A block of data
----
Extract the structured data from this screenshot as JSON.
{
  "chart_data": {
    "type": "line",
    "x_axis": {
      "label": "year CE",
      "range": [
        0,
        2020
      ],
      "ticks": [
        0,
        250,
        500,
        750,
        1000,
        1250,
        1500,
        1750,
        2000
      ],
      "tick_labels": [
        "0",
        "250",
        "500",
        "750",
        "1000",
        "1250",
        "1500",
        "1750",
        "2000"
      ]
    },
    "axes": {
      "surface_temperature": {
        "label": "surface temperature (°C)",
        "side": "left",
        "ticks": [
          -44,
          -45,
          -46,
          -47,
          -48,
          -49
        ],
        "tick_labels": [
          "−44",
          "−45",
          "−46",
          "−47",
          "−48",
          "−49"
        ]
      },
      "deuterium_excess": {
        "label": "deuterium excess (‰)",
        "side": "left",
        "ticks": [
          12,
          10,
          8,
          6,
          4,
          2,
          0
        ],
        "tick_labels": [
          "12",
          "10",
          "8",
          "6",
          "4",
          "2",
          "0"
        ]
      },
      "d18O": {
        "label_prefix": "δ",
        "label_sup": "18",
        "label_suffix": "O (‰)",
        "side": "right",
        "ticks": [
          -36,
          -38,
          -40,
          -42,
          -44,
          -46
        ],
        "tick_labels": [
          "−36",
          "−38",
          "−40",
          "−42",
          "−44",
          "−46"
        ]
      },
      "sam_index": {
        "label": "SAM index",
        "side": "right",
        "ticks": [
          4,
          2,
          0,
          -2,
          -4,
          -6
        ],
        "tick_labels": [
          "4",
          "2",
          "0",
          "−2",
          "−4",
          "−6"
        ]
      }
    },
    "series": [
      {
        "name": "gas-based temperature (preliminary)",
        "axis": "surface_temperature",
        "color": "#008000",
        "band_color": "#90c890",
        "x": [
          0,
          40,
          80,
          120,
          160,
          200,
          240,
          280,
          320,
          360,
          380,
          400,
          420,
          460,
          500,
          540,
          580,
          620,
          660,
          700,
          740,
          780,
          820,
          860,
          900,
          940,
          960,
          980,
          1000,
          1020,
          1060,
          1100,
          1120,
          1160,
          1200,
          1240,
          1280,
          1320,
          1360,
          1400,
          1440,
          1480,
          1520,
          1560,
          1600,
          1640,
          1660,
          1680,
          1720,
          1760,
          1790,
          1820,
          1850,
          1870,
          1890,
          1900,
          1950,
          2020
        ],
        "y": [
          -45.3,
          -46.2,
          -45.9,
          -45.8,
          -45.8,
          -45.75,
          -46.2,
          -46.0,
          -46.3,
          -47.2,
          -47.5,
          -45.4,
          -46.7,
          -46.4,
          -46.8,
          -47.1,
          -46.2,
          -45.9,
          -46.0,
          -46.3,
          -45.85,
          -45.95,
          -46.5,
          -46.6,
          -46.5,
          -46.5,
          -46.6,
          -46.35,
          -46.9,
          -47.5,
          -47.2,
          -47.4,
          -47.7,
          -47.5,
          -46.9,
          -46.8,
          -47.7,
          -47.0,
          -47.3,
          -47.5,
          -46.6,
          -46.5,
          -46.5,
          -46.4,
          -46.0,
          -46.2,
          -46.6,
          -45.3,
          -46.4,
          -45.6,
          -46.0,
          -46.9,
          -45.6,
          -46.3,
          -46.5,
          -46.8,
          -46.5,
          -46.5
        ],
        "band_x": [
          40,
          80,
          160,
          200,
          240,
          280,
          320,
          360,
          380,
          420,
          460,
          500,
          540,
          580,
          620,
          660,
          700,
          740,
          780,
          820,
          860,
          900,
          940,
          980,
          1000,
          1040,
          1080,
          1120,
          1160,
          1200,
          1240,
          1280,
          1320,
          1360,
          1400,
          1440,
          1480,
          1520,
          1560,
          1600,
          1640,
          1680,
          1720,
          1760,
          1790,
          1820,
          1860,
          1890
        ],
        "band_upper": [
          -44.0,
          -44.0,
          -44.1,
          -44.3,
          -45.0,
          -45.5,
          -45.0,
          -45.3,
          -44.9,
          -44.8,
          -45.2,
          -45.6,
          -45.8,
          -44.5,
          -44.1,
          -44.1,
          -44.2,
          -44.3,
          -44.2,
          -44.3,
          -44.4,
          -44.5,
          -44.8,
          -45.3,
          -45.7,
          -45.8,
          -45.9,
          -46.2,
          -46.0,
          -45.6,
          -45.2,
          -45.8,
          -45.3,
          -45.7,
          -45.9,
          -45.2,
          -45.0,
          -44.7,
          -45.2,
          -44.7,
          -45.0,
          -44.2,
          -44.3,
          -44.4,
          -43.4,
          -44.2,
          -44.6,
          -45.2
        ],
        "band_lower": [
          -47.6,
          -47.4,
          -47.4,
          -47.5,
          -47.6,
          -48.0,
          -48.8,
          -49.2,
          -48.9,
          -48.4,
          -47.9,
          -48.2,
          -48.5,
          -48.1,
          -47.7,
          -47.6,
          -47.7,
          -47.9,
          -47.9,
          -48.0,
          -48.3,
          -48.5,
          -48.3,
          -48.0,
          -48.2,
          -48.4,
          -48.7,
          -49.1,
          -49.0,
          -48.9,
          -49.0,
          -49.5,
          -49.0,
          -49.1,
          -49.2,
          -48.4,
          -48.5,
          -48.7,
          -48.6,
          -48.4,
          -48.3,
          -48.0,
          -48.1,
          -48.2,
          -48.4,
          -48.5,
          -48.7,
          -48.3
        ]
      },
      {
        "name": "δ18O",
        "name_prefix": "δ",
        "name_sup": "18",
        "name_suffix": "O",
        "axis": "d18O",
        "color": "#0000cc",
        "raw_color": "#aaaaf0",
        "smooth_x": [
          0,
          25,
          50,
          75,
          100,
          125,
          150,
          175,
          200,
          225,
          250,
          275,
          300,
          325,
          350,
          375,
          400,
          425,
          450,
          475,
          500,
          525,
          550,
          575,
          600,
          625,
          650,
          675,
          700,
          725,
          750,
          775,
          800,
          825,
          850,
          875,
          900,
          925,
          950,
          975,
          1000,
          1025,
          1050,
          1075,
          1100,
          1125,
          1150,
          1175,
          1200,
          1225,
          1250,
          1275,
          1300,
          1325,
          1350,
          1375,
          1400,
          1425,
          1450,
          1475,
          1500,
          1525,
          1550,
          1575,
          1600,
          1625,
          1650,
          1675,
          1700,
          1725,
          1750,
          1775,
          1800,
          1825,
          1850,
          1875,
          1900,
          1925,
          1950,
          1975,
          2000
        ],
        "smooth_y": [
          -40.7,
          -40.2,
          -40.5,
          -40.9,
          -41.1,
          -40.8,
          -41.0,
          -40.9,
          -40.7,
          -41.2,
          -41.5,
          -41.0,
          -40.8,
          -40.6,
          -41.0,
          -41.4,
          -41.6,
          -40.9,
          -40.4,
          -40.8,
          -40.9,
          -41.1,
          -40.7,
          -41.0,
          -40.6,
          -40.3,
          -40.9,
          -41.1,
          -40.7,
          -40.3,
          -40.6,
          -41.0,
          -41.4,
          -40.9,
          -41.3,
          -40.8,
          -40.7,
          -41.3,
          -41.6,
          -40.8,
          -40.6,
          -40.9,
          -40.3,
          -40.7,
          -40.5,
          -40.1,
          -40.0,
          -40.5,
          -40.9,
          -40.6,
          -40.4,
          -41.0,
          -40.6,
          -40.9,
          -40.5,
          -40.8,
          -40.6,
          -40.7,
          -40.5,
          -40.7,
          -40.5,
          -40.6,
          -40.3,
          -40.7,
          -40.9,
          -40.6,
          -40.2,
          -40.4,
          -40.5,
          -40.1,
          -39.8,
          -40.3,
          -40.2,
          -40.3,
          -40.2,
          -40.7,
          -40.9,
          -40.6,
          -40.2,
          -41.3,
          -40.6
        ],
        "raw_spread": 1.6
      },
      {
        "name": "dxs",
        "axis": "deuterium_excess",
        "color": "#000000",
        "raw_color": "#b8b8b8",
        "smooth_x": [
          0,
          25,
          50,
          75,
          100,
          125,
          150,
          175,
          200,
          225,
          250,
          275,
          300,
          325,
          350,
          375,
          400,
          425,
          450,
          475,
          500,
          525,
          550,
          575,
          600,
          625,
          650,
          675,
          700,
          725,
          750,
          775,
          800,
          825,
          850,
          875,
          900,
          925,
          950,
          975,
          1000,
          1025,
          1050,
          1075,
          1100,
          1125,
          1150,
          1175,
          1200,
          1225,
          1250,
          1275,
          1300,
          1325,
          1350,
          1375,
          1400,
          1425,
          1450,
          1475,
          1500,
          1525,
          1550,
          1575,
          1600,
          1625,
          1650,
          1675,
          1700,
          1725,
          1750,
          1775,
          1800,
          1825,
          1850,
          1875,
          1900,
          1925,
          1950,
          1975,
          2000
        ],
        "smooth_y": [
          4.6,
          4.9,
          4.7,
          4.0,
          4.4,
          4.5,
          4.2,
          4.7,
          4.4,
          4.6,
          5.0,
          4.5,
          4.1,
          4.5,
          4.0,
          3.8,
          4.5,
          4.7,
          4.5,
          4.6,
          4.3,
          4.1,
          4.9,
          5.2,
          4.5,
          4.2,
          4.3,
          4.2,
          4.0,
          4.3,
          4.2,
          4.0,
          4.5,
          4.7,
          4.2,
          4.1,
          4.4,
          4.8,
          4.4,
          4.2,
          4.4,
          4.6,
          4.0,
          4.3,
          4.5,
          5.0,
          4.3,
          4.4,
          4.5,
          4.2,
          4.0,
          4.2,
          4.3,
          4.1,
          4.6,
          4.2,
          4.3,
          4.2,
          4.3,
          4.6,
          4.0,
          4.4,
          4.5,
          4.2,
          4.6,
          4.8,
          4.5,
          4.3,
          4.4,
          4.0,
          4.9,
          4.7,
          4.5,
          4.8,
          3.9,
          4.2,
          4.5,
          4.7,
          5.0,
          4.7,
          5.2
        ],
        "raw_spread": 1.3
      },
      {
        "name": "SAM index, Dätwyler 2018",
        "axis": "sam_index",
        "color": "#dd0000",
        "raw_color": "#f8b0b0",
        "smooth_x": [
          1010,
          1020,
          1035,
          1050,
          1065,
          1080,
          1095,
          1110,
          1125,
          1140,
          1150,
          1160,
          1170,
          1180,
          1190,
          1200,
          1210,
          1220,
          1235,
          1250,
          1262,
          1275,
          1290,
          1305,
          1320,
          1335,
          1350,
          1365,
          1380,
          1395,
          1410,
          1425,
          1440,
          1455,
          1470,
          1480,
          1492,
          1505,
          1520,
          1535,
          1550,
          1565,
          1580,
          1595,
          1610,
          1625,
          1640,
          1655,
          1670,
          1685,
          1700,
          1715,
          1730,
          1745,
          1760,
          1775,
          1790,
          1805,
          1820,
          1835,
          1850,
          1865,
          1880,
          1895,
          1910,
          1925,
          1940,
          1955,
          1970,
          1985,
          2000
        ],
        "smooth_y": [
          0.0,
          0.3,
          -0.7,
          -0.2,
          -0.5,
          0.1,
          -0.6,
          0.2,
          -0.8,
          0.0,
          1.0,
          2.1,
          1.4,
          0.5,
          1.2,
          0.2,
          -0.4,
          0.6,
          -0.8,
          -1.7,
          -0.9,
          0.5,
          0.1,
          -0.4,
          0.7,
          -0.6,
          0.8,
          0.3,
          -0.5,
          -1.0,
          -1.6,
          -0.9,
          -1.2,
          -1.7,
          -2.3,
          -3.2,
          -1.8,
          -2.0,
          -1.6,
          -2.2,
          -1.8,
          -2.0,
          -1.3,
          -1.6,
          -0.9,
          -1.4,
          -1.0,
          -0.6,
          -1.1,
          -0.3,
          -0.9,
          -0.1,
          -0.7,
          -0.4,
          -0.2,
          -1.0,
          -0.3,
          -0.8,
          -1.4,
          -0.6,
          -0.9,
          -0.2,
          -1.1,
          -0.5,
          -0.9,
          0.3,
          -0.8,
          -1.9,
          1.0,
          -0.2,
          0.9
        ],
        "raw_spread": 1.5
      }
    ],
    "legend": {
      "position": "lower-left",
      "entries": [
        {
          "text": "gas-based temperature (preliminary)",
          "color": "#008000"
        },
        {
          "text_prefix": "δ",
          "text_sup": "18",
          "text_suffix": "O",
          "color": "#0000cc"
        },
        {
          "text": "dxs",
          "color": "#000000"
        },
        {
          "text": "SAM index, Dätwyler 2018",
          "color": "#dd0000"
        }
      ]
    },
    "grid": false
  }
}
----
**Your goal:**
Find the lines above that contain the word "based" and collect them.

**Answer for the task:**
        "name": "gas-based temperature (preliminary)",
          "text": "gas-based temperature (preliminary)",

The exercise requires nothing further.